### TASK PROMPT
Print the entries that appear below, exactly as written and without their pictures.

● ● ● ● ● ● ●

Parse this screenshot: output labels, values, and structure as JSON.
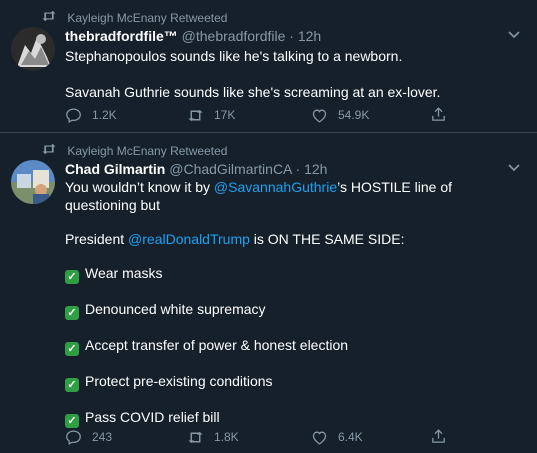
{
  "tweets": [
    {
      "retweet_label": "Kayleigh McEnany Retweeted",
      "name": "thebradfordfile™",
      "handle": "@thebradfordfile",
      "separator": "·",
      "time": "12h",
      "lines": [
        "Stephanopoulos sounds like he's talking to a newborn.",
        "",
        "Savanah Guthrie sounds like she's screaming at an ex-lover."
      ],
      "replies": "1.2K",
      "retweets": "17K",
      "likes": "54.9K"
    },
    {
      "retweet_label": "Kayleigh McEnany Retweeted",
      "name": "Chad Gilmartin",
      "handle": "@ChadGilmartinCA",
      "separator": "·",
      "time": "12h",
      "line1_pre": "You wouldn’t know it by ",
      "line1_mention": "@SavannahGuthrie",
      "line1_post": "’s HOSTILE line of",
      "line2": "questioning but",
      "line3_pre": "President ",
      "line3_mention": "@realDonaldTrump",
      "line3_post": " is ON THE SAME SIDE:",
      "checklist": [
        "Wear masks",
        "Denounced white supremacy",
        "Accept transfer of power & honest election",
        "Protect pre-existing conditions",
        "Pass COVID relief bill"
      ],
      "replies": "243",
      "retweets": "1.8K",
      "likes": "6.4K"
    }
  ],
  "icons": {
    "retweet": "retweet-icon",
    "reply": "reply-icon",
    "like": "heart-icon",
    "share": "share-icon",
    "more": "chevron-down-icon",
    "check": "check-mark-icon"
  },
  "colors": {
    "background": "#15202b",
    "secondary_text": "#8899a6",
    "link": "#1da1f2",
    "divider": "#38444d",
    "check": "#2ea043"
  }
}
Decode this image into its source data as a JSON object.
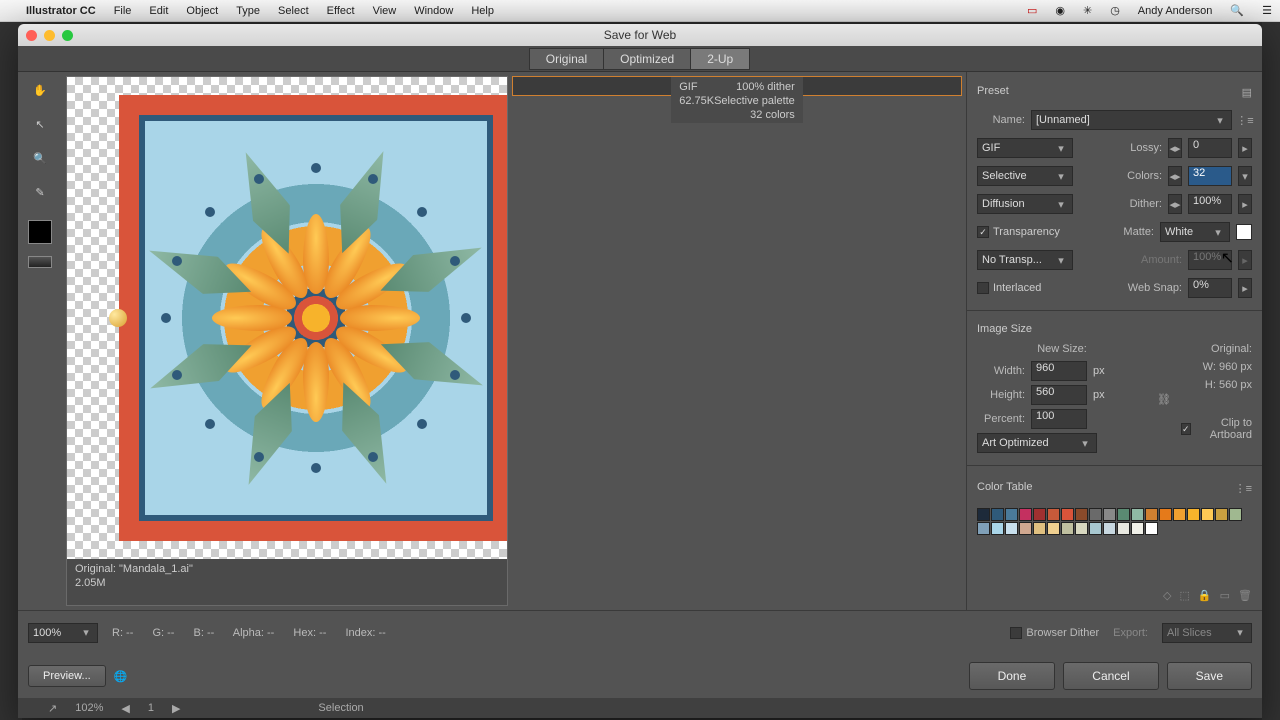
{
  "menubar": {
    "app": "Illustrator CC",
    "items": [
      "File",
      "Edit",
      "Object",
      "Type",
      "Select",
      "Effect",
      "View",
      "Window",
      "Help"
    ],
    "user": "Andy Anderson"
  },
  "dialog": {
    "title": "Save for Web"
  },
  "tabs": {
    "original": "Original",
    "optimized": "Optimized",
    "two_up": "2-Up"
  },
  "preview": {
    "left": {
      "line1": "Original: \"Mandala_1.ai\"",
      "line2": "2.05M"
    },
    "right": {
      "line1": "GIF",
      "line2": "62.75K",
      "r1": "100% dither",
      "r2": "Selective palette",
      "r3": "32 colors"
    }
  },
  "preset": {
    "section": "Preset",
    "name_label": "Name:",
    "name_value": "[Unnamed]",
    "format": "GIF",
    "lossy_label": "Lossy:",
    "lossy_value": "0",
    "reduction": "Selective",
    "colors_label": "Colors:",
    "colors_value": "32",
    "dither_method": "Diffusion",
    "dither_label": "Dither:",
    "dither_value": "100%",
    "transparency_label": "Transparency",
    "matte_label": "Matte:",
    "matte_value": "White",
    "trans_dither": "No Transp...",
    "amount_label": "Amount:",
    "amount_value": "100%",
    "interlaced_label": "Interlaced",
    "websnap_label": "Web Snap:",
    "websnap_value": "0%"
  },
  "imagesize": {
    "section": "Image Size",
    "newsize": "New Size:",
    "original": "Original:",
    "width_label": "Width:",
    "width_value": "960",
    "px": "px",
    "height_label": "Height:",
    "height_value": "560",
    "percent_label": "Percent:",
    "percent_value": "100",
    "orig_w": "W: 960 px",
    "orig_h": "H: 560 px",
    "quality": "Art Optimized",
    "clip_label": "Clip to Artboard"
  },
  "colortable": {
    "section": "Color Table",
    "colors": [
      "#1d2a3a",
      "#2f5a7a",
      "#4a7a9a",
      "#c43060",
      "#a03030",
      "#c75a3a",
      "#d9543a",
      "#8a4a2a",
      "#6a6a6a",
      "#888888",
      "#5a8a72",
      "#8fb9a5",
      "#d08030",
      "#e57a1a",
      "#f0a030",
      "#f7b32b",
      "#ffca55",
      "#caa040",
      "#a0b890",
      "#80a0b8",
      "#a9d5e8",
      "#c8e0ee",
      "#d0a890",
      "#e0c080",
      "#f0d090",
      "#c0c0a0",
      "#d8d8c0",
      "#a8c8d0",
      "#c8d8e0",
      "#e8e8e0",
      "#f0f0e8",
      "#ffffff"
    ]
  },
  "footer": {
    "zoom": "100%",
    "r": "R: --",
    "g": "G: --",
    "b": "B: --",
    "alpha": "Alpha: --",
    "hex": "Hex: --",
    "index": "Index: --",
    "browser_dither": "Browser Dither",
    "export": "Export:",
    "slices": "All Slices",
    "preview": "Preview...",
    "done": "Done",
    "cancel": "Cancel",
    "save": "Save"
  },
  "status": {
    "zoom": "102%",
    "page": "1",
    "tool": "Selection"
  }
}
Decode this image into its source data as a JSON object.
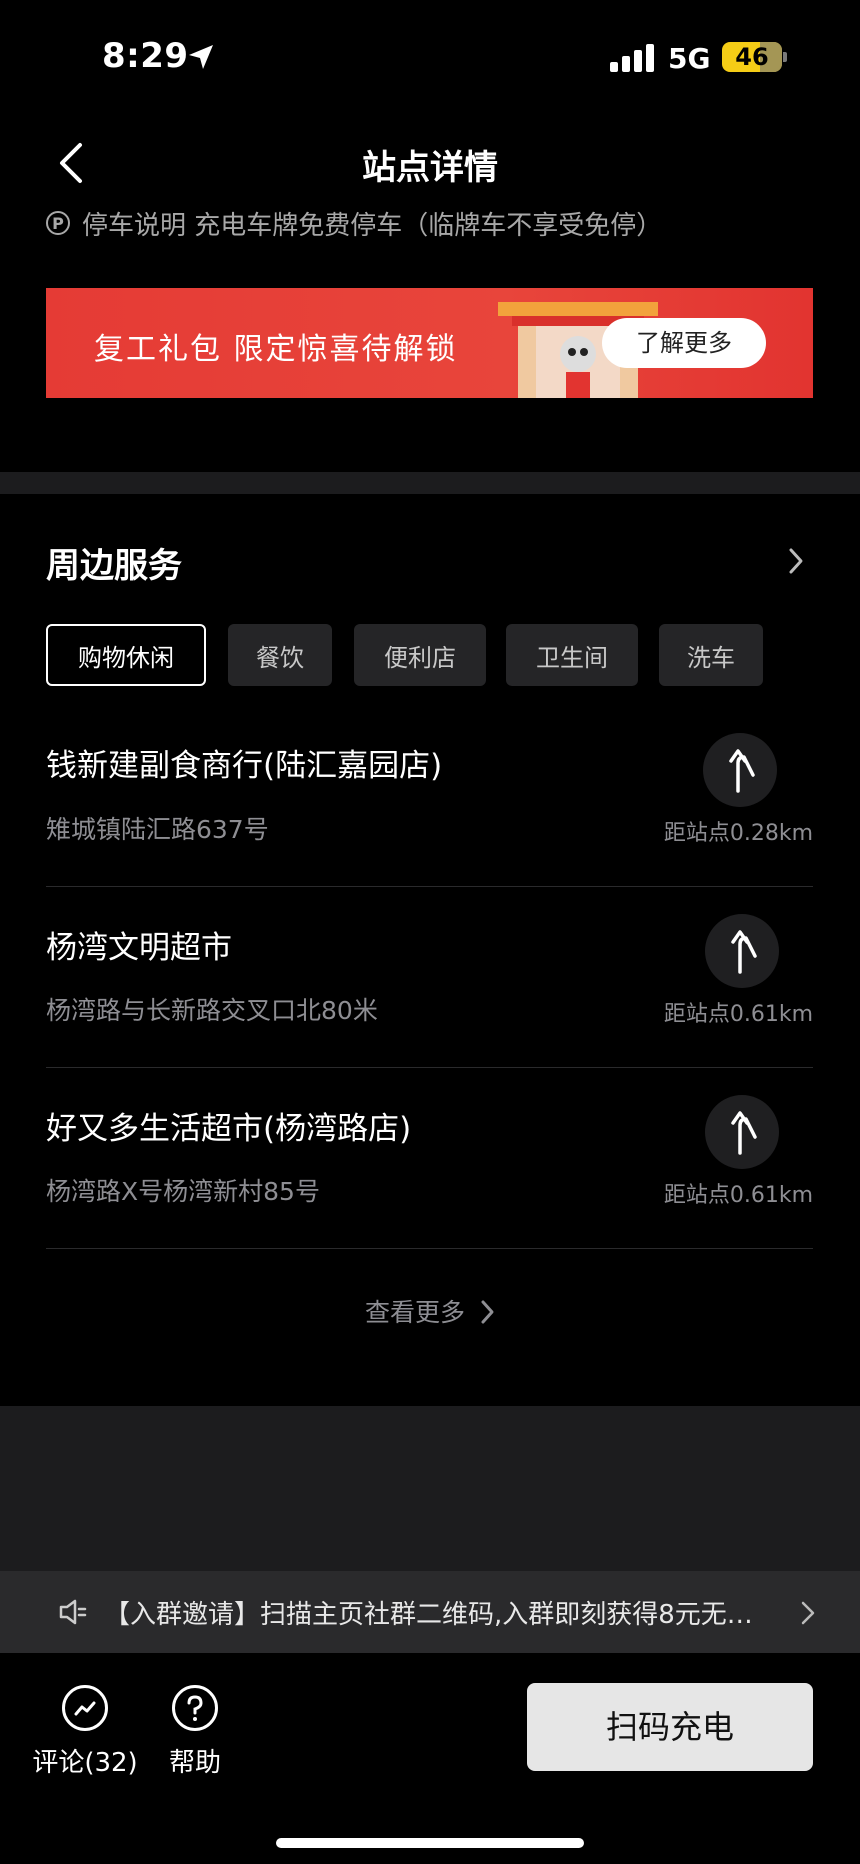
{
  "status_bar": {
    "time": "8:29",
    "network": "5G",
    "battery": "46"
  },
  "header": {
    "title": "站点详情"
  },
  "parking": {
    "icon": "P",
    "text": "停车说明 充电车牌免费停车（临牌车不享受免停）"
  },
  "banner": {
    "text": "复工礼包 限定惊喜待解锁",
    "button": "了解更多"
  },
  "nearby": {
    "title": "周边服务",
    "chips": [
      "购物休闲",
      "餐饮",
      "便利店",
      "卫生间",
      "洗车"
    ],
    "active_chip": "购物休闲",
    "items": [
      {
        "name": "钱新建副食商行(陆汇嘉园店)",
        "address": "雉城镇陆汇路637号",
        "distance": "距站点0.28km"
      },
      {
        "name": "杨湾文明超市",
        "address": "杨湾路与长新路交叉口北80米",
        "distance": "距站点0.61km"
      },
      {
        "name": "好又多生活超市(杨湾路店)",
        "address": "杨湾路X号杨湾新村85号",
        "distance": "距站点0.61km"
      }
    ],
    "more": "查看更多"
  },
  "notice": {
    "text": "【入群邀请】扫描主页社群二维码,入群即刻获得8元无…"
  },
  "bottom": {
    "comment_label": "评论(32)",
    "help_label": "帮助",
    "scan_button": "扫码充电"
  }
}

● ● ● ● ● ● ●

### EXPECTED OUTPUT
Parse this screenshot: output labels, values, and structure as JSON.
{
  "tweets": [
    {
      "retweet_label": "Kayleigh McEnany Retweeted",
      "name": "thebradfordfile™",
      "handle": "@thebradfordfile",
      "separator": "·",
      "time": "12h",
      "lines": [
        "Stephanopoulos sounds like he's talking to a newborn.",
        "",
        "Savanah Guthrie sounds like she's screaming at an ex-lover."
      ],
      "replies": "1.2K",
      "retweets": "17K",
      "likes": "54.9K"
    },
    {
      "retweet_label": "Kayleigh McEnany Retweeted",
      "name": "Chad Gilmartin",
      "handle": "@ChadGilmartinCA",
      "separator": "·",
      "time": "12h",
      "line1_pre": "You wouldn’t know it by ",
      "line1_mention": "@SavannahGuthrie",
      "line1_post": "’s HOSTILE line of",
      "line2": "questioning but",
      "line3_pre": "President ",
      "line3_mention": "@realDonaldTrump",
      "line3_post": " is ON THE SAME SIDE:",
      "checklist": [
        "Wear masks",
        "Denounced white supremacy",
        "Accept transfer of power & honest election",
        "Protect pre-existing conditions",
        "Pass COVID relief bill"
      ],
      "replies": "243",
      "retweets": "1.8K",
      "likes": "6.4K"
    }
  ],
  "icons": {
    "retweet": "retweet-icon",
    "reply": "reply-icon",
    "like": "heart-icon",
    "share": "share-icon",
    "more": "chevron-down-icon",
    "check": "check-mark-icon"
  },
  "colors": {
    "background": "#15202b",
    "secondary_text": "#8899a6",
    "link": "#1da1f2",
    "divider": "#38444d",
    "check": "#2ea043"
  }
}
Decode this image into its source data as a JSON object.
{
  "menubar": {
    "app": "Illustrator CC",
    "items": [
      "File",
      "Edit",
      "Object",
      "Type",
      "Select",
      "Effect",
      "View",
      "Window",
      "Help"
    ],
    "user": "Andy Anderson"
  },
  "dialog": {
    "title": "Save for Web"
  },
  "tabs": {
    "original": "Original",
    "optimized": "Optimized",
    "two_up": "2-Up"
  },
  "preview": {
    "left": {
      "line1": "Original: \"Mandala_1.ai\"",
      "line2": "2.05M"
    },
    "right": {
      "line1": "GIF",
      "line2": "62.75K",
      "r1": "100% dither",
      "r2": "Selective palette",
      "r3": "32 colors"
    }
  },
  "preset": {
    "section": "Preset",
    "name_label": "Name:",
    "name_value": "[Unnamed]",
    "format": "GIF",
    "lossy_label": "Lossy:",
    "lossy_value": "0",
    "reduction": "Selective",
    "colors_label": "Colors:",
    "colors_value": "32",
    "dither_method": "Diffusion",
    "dither_label": "Dither:",
    "dither_value": "100%",
    "transparency_label": "Transparency",
    "matte_label": "Matte:",
    "matte_value": "White",
    "trans_dither": "No Transp...",
    "amount_label": "Amount:",
    "amount_value": "100%",
    "interlaced_label": "Interlaced",
    "websnap_label": "Web Snap:",
    "websnap_value": "0%"
  },
  "imagesize": {
    "section": "Image Size",
    "newsize": "New Size:",
    "original": "Original:",
    "width_label": "Width:",
    "width_value": "960",
    "px": "px",
    "height_label": "Height:",
    "height_value": "560",
    "percent_label": "Percent:",
    "percent_value": "100",
    "orig_w": "W: 960 px",
    "orig_h": "H: 560 px",
    "quality": "Art Optimized",
    "clip_label": "Clip to Artboard"
  },
  "colortable": {
    "section": "Color Table",
    "colors": [
      "#1d2a3a",
      "#2f5a7a",
      "#4a7a9a",
      "#c43060",
      "#a03030",
      "#c75a3a",
      "#d9543a",
      "#8a4a2a",
      "#6a6a6a",
      "#888888",
      "#5a8a72",
      "#8fb9a5",
      "#d08030",
      "#e57a1a",
      "#f0a030",
      "#f7b32b",
      "#ffca55",
      "#caa040",
      "#a0b890",
      "#80a0b8",
      "#a9d5e8",
      "#c8e0ee",
      "#d0a890",
      "#e0c080",
      "#f0d090",
      "#c0c0a0",
      "#d8d8c0",
      "#a8c8d0",
      "#c8d8e0",
      "#e8e8e0",
      "#f0f0e8",
      "#ffffff"
    ]
  },
  "footer": {
    "zoom": "100%",
    "r": "R: --",
    "g": "G: --",
    "b": "B: --",
    "alpha": "Alpha: --",
    "hex": "Hex: --",
    "index": "Index: --",
    "browser_dither": "Browser Dither",
    "export": "Export:",
    "slices": "All Slices",
    "preview": "Preview...",
    "done": "Done",
    "cancel": "Cancel",
    "save": "Save"
  },
  "status": {
    "zoom": "102%",
    "page": "1",
    "tool": "Selection"
  }
}
Decode this image into its source data as a JSON object.
{
  "status_bar": {
    "time": "8:29",
    "network": "5G",
    "battery": "46"
  },
  "header": {
    "title": "站点详情"
  },
  "parking": {
    "icon": "P",
    "text": "停车说明 充电车牌免费停车（临牌车不享受免停）"
  },
  "banner": {
    "text": "复工礼包 限定惊喜待解锁",
    "button": "了解更多"
  },
  "nearby": {
    "title": "周边服务",
    "chips": [
      "购物休闲",
      "餐饮",
      "便利店",
      "卫生间",
      "洗车"
    ],
    "active_chip": "购物休闲",
    "items": [
      {
        "name": "钱新建副食商行(陆汇嘉园店)",
        "address": "雉城镇陆汇路637号",
        "distance": "距站点0.28km"
      },
      {
        "name": "杨湾文明超市",
        "address": "杨湾路与长新路交叉口北80米",
        "distance": "距站点0.61km"
      },
      {
        "name": "好又多生活超市(杨湾路店)",
        "address": "杨湾路X号杨湾新村85号",
        "distance": "距站点0.61km"
      }
    ],
    "more": "查看更多"
  },
  "notice": {
    "text": "【入群邀请】扫描主页社群二维码,入群即刻获得8元无…"
  },
  "bottom": {
    "comment_label": "评论(32)",
    "help_label": "帮助",
    "scan_button": "扫码充电"
  }
}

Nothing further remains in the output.